╭──
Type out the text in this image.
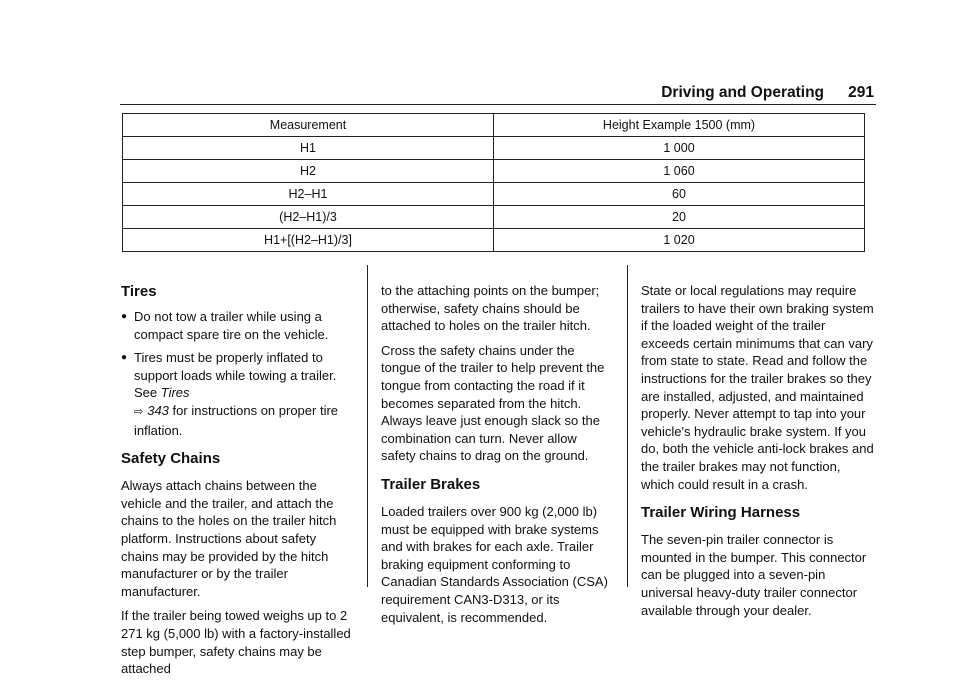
Driving and Operating 291
Measurement	Height Example 1500 (mm)
H1	1 000
H2	1 060
H2–H1	60
(H2–H1)/3	20
H1+[(H2–H1)/3]	1 020
Tires
● Do not tow a trailer while using a compact spare tire on the vehicle.
● Tires must be properly inflated to support loads while towing a trailer. See Tires
⇨ 343 for instructions on proper tire inflation.
Safety Chains

Always attach chains between the vehicle and the trailer, and attach the chains to the holes on the trailer hitch platform. Instructions about safety chains may be provided by the hitch manufacturer or by the trailer manufacturer.

If the trailer being towed weighs up to 2 271 kg (5,000 lb) with a factory-installed step bumper, safety chains may be attached

to the attaching points on the bumper; otherwise, safety chains should be attached to holes on the trailer hitch.

Cross the safety chains under the tongue of the trailer to help prevent the tongue from contacting the road if it becomes separated from the hitch. Always leave just enough slack so the combination can turn. Never allow safety chains to drag on the ground.

Trailer Brakes

Loaded trailers over 900 kg (2,000 lb) must be equipped with brake systems and with brakes for each axle. Trailer braking equipment conforming to Canadian Standards Association (CSA) requirement CAN3-D313, or its equivalent, is recommended.

State or local regulations may require trailers to have their own braking system if the loaded weight of the trailer exceeds certain minimums that can vary from state to state. Read and follow the instructions for the trailer brakes so they are installed, adjusted, and maintained properly. Never attempt to tap into your vehicle's hydraulic brake system. If you do, both the vehicle anti-lock brakes and the trailer brakes may not function, which could result in a crash.

Trailer Wiring Harness

The seven-pin trailer connector is mounted in the bumper. This connector can be plugged into a seven-pin universal heavy-duty trailer connector available through your dealer.
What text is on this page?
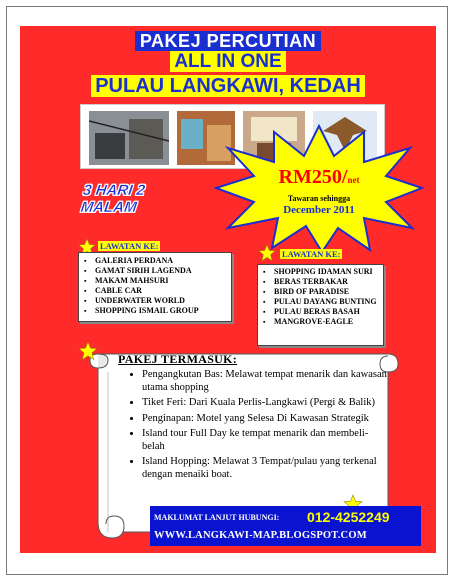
PAKEJ PERCUTIAN
ALL IN ONE
PULAU LANGKAWI, KEDAH
RM250/net
Tawaran sehingga
December 2011
3 HARI 2 MALAM
LAWATAN KE:
▪ GALERIA PERDANA
▪ GAMAT SIRIH LAGENDA
▪ MAKAM MAHSURI
▪ CABLE CAR
▪ UNDERWATER WORLD
▪ SHOPPING ISMAIL GROUP
LAWATAN KE:
▪ SHOPPING IDAMAN SURI
▪ BERAS TERBAKAR
▪ BIRD OF PARADISE
▪ PULAU DAYANG BUNTING
▪ PULAU BERAS BASAH
▪ MANGROVE-EAGLE
PAKEJ TERMASUK:
• Pengangkutan Bas: Melawat tempat menarik dan kawasan utama shopping
• Tiket Feri: Dari Kuala Perlis-Langkawi (Pergi & Balik)
• Penginapan: Motel yang Selesa Di Kawasan Strategik
• Island tour Full Day ke tempat menarik dan membeli-belah
• Island Hopping: Melawat 3 Tempat/pulau yang terkenal dengan menaiki boat.
MAKLUMAT LANJUT HUBUNGI: 012-4252249
WWW.LANGKAWI-MAP.BLOGSPOT.COM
╰──
Of the lines in this data, how many contain "Always"? Reply with only the number.

2